BEGIN DATA FOR THE TASK
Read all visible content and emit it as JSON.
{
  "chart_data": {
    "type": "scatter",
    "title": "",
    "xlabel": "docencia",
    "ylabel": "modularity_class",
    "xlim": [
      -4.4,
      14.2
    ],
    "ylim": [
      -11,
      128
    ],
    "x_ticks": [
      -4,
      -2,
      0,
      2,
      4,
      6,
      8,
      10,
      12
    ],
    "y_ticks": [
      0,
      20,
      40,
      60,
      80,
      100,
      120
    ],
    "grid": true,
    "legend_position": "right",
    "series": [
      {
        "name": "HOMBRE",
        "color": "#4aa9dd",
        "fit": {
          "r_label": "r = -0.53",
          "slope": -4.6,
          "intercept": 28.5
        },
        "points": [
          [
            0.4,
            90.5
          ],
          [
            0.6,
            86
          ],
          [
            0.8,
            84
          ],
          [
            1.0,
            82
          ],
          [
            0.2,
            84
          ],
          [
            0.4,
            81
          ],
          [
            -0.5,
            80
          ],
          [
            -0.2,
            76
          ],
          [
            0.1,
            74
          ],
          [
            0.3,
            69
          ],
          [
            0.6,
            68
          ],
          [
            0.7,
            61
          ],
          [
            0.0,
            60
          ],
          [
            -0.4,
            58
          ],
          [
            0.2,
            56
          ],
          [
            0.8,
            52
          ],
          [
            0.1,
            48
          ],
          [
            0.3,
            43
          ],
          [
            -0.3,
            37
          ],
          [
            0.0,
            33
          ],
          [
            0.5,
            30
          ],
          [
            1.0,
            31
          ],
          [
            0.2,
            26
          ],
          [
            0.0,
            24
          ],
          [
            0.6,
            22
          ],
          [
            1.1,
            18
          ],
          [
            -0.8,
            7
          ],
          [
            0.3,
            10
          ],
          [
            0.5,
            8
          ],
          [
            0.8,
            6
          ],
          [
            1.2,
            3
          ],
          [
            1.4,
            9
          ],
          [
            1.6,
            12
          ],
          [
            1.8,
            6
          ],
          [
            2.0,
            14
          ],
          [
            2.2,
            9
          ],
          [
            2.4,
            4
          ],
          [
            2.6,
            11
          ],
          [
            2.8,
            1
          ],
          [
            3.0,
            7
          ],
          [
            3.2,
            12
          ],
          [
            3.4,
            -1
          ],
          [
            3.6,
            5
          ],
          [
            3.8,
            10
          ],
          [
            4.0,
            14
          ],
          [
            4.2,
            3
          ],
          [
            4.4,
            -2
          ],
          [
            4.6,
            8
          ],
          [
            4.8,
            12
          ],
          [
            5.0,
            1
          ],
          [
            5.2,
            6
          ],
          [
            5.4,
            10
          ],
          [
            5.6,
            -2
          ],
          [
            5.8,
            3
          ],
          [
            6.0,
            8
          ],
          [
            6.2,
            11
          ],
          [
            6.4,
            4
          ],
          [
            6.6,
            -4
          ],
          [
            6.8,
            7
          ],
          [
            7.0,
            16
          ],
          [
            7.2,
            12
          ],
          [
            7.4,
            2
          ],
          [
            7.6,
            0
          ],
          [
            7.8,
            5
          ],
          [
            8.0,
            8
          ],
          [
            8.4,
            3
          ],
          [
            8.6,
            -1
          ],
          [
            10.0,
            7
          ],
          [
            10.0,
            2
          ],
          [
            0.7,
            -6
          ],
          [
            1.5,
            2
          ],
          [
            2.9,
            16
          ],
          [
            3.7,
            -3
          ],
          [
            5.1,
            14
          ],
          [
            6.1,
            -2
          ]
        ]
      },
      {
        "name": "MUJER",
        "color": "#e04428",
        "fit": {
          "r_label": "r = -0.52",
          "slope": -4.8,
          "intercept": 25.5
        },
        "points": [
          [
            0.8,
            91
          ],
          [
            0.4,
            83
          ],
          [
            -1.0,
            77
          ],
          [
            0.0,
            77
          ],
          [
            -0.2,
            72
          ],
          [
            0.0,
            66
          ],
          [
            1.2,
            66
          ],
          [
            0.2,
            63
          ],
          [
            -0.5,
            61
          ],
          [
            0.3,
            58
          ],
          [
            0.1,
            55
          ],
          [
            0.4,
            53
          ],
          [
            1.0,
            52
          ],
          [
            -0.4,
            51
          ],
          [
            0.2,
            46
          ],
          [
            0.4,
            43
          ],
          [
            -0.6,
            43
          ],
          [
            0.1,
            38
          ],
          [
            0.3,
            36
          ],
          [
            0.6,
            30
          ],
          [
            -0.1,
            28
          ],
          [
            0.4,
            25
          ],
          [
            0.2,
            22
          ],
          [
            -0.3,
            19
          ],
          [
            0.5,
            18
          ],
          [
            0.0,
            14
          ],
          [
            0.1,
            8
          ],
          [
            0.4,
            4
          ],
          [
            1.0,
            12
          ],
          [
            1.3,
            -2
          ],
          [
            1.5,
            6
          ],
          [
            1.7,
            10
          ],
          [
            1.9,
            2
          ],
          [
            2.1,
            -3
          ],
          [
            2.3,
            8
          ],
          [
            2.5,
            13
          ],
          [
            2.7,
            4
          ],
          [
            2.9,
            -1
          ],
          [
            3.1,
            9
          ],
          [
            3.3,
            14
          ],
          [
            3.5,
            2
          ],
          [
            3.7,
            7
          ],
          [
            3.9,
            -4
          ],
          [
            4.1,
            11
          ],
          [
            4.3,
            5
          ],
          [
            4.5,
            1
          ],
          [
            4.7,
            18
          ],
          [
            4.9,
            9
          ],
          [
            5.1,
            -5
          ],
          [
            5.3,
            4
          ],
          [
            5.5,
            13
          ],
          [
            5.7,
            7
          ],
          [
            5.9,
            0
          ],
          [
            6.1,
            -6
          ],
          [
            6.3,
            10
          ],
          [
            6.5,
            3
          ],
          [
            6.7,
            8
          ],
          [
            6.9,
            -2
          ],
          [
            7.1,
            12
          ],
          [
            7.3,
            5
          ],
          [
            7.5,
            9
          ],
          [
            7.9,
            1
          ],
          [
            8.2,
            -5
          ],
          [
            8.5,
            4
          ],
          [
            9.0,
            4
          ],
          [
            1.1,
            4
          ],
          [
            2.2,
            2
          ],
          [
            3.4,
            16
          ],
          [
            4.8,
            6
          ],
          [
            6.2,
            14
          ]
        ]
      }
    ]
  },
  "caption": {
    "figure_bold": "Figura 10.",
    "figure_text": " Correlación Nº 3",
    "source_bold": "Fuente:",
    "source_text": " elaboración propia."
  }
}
END DATA FOR THE TASK
_EXERCISE DESCRIPTION_
Reproduce every line of the material above exactly.

_RESPONSE TO THE TASK_
Read all visible content and emit it as JSON.
{
  "chart_data": {
    "type": "scatter",
    "title": "",
    "xlabel": "docencia",
    "ylabel": "modularity_class",
    "xlim": [
      -4.4,
      14.2
    ],
    "ylim": [
      -11,
      128
    ],
    "x_ticks": [
      -4,
      -2,
      0,
      2,
      4,
      6,
      8,
      10,
      12
    ],
    "y_ticks": [
      0,
      20,
      40,
      60,
      80,
      100,
      120
    ],
    "grid": true,
    "legend_position": "right",
    "series": [
      {
        "name": "HOMBRE",
        "color": "#4aa9dd",
        "fit": {
          "r_label": "r = -0.53",
          "slope": -4.6,
          "intercept": 28.5
        },
        "points": [
          [
            0.4,
            90.5
          ],
          [
            0.6,
            86
          ],
          [
            0.8,
            84
          ],
          [
            1.0,
            82
          ],
          [
            0.2,
            84
          ],
          [
            0.4,
            81
          ],
          [
            -0.5,
            80
          ],
          [
            -0.2,
            76
          ],
          [
            0.1,
            74
          ],
          [
            0.3,
            69
          ],
          [
            0.6,
            68
          ],
          [
            0.7,
            61
          ],
          [
            0.0,
            60
          ],
          [
            -0.4,
            58
          ],
          [
            0.2,
            56
          ],
          [
            0.8,
            52
          ],
          [
            0.1,
            48
          ],
          [
            0.3,
            43
          ],
          [
            -0.3,
            37
          ],
          [
            0.0,
            33
          ],
          [
            0.5,
            30
          ],
          [
            1.0,
            31
          ],
          [
            0.2,
            26
          ],
          [
            0.0,
            24
          ],
          [
            0.6,
            22
          ],
          [
            1.1,
            18
          ],
          [
            -0.8,
            7
          ],
          [
            0.3,
            10
          ],
          [
            0.5,
            8
          ],
          [
            0.8,
            6
          ],
          [
            1.2,
            3
          ],
          [
            1.4,
            9
          ],
          [
            1.6,
            12
          ],
          [
            1.8,
            6
          ],
          [
            2.0,
            14
          ],
          [
            2.2,
            9
          ],
          [
            2.4,
            4
          ],
          [
            2.6,
            11
          ],
          [
            2.8,
            1
          ],
          [
            3.0,
            7
          ],
          [
            3.2,
            12
          ],
          [
            3.4,
            -1
          ],
          [
            3.6,
            5
          ],
          [
            3.8,
            10
          ],
          [
            4.0,
            14
          ],
          [
            4.2,
            3
          ],
          [
            4.4,
            -2
          ],
          [
            4.6,
            8
          ],
          [
            4.8,
            12
          ],
          [
            5.0,
            1
          ],
          [
            5.2,
            6
          ],
          [
            5.4,
            10
          ],
          [
            5.6,
            -2
          ],
          [
            5.8,
            3
          ],
          [
            6.0,
            8
          ],
          [
            6.2,
            11
          ],
          [
            6.4,
            4
          ],
          [
            6.6,
            -4
          ],
          [
            6.8,
            7
          ],
          [
            7.0,
            16
          ],
          [
            7.2,
            12
          ],
          [
            7.4,
            2
          ],
          [
            7.6,
            0
          ],
          [
            7.8,
            5
          ],
          [
            8.0,
            8
          ],
          [
            8.4,
            3
          ],
          [
            8.6,
            -1
          ],
          [
            10.0,
            7
          ],
          [
            10.0,
            2
          ],
          [
            0.7,
            -6
          ],
          [
            1.5,
            2
          ],
          [
            2.9,
            16
          ],
          [
            3.7,
            -3
          ],
          [
            5.1,
            14
          ],
          [
            6.1,
            -2
          ]
        ]
      },
      {
        "name": "MUJER",
        "color": "#e04428",
        "fit": {
          "r_label": "r = -0.52",
          "slope": -4.8,
          "intercept": 25.5
        },
        "points": [
          [
            0.8,
            91
          ],
          [
            0.4,
            83
          ],
          [
            -1.0,
            77
          ],
          [
            0.0,
            77
          ],
          [
            -0.2,
            72
          ],
          [
            0.0,
            66
          ],
          [
            1.2,
            66
          ],
          [
            0.2,
            63
          ],
          [
            -0.5,
            61
          ],
          [
            0.3,
            58
          ],
          [
            0.1,
            55
          ],
          [
            0.4,
            53
          ],
          [
            1.0,
            52
          ],
          [
            -0.4,
            51
          ],
          [
            0.2,
            46
          ],
          [
            0.4,
            43
          ],
          [
            -0.6,
            43
          ],
          [
            0.1,
            38
          ],
          [
            0.3,
            36
          ],
          [
            0.6,
            30
          ],
          [
            -0.1,
            28
          ],
          [
            0.4,
            25
          ],
          [
            0.2,
            22
          ],
          [
            -0.3,
            19
          ],
          [
            0.5,
            18
          ],
          [
            0.0,
            14
          ],
          [
            0.1,
            8
          ],
          [
            0.4,
            4
          ],
          [
            1.0,
            12
          ],
          [
            1.3,
            -2
          ],
          [
            1.5,
            6
          ],
          [
            1.7,
            10
          ],
          [
            1.9,
            2
          ],
          [
            2.1,
            -3
          ],
          [
            2.3,
            8
          ],
          [
            2.5,
            13
          ],
          [
            2.7,
            4
          ],
          [
            2.9,
            -1
          ],
          [
            3.1,
            9
          ],
          [
            3.3,
            14
          ],
          [
            3.5,
            2
          ],
          [
            3.7,
            7
          ],
          [
            3.9,
            -4
          ],
          [
            4.1,
            11
          ],
          [
            4.3,
            5
          ],
          [
            4.5,
            1
          ],
          [
            4.7,
            18
          ],
          [
            4.9,
            9
          ],
          [
            5.1,
            -5
          ],
          [
            5.3,
            4
          ],
          [
            5.5,
            13
          ],
          [
            5.7,
            7
          ],
          [
            5.9,
            0
          ],
          [
            6.1,
            -6
          ],
          [
            6.3,
            10
          ],
          [
            6.5,
            3
          ],
          [
            6.7,
            8
          ],
          [
            6.9,
            -2
          ],
          [
            7.1,
            12
          ],
          [
            7.3,
            5
          ],
          [
            7.5,
            9
          ],
          [
            7.9,
            1
          ],
          [
            8.2,
            -5
          ],
          [
            8.5,
            4
          ],
          [
            9.0,
            4
          ],
          [
            1.1,
            4
          ],
          [
            2.2,
            2
          ],
          [
            3.4,
            16
          ],
          [
            4.8,
            6
          ],
          [
            6.2,
            14
          ]
        ]
      }
    ]
  },
  "caption": {
    "figure_bold": "Figura 10.",
    "figure_text": " Correlación Nº 3",
    "source_bold": "Fuente:",
    "source_text": " elaboración propia."
  }
}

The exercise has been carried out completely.